──────── PROVIDED RECORDS

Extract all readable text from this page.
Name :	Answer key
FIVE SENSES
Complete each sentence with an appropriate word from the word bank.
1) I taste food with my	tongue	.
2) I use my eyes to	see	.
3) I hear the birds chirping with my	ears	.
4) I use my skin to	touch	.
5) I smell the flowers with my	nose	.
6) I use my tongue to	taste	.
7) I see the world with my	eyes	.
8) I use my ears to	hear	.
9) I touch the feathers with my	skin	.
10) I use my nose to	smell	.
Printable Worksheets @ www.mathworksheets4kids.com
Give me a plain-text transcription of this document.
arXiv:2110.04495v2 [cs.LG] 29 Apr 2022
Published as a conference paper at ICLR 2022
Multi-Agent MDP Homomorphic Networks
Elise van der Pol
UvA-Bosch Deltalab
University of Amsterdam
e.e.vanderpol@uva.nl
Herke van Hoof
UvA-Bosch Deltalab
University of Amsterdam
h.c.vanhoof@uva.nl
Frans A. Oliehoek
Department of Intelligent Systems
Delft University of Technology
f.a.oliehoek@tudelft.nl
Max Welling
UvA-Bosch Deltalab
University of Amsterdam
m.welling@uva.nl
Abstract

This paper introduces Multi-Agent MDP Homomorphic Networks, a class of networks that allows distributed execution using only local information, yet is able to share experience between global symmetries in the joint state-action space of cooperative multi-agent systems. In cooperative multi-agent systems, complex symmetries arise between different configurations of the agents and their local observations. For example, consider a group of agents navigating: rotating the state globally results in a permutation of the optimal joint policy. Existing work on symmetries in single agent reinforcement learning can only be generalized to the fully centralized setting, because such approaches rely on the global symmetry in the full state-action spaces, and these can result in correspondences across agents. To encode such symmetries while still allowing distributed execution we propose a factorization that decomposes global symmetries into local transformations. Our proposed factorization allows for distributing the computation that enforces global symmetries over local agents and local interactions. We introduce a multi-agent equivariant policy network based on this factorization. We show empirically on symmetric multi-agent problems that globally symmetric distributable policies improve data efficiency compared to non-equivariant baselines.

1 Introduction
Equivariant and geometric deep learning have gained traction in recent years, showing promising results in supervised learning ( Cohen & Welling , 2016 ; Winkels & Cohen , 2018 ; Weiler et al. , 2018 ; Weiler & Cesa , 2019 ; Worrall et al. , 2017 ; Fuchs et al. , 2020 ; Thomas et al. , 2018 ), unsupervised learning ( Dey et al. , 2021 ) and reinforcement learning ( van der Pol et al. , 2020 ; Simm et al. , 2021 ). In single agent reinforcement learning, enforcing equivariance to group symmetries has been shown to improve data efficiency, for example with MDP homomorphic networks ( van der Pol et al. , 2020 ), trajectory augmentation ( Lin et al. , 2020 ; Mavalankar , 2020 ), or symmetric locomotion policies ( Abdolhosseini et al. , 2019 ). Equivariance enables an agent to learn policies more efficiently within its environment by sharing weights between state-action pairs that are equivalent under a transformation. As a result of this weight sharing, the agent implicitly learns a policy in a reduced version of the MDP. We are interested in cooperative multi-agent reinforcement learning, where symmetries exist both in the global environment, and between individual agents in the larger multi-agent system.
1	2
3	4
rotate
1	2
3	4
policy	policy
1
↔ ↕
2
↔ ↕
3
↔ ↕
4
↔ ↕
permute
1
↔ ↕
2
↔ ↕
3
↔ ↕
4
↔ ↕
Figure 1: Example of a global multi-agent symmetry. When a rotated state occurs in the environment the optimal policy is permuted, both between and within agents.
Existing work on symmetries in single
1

────────────────

- WORK TO COMPLETE
The lines to collect are those holding the string "hear"; copy them all.

- RESPONSE TO THE TASK
3) I hear the birds chirping with my	ears	.
8) I use my ears to	hear	.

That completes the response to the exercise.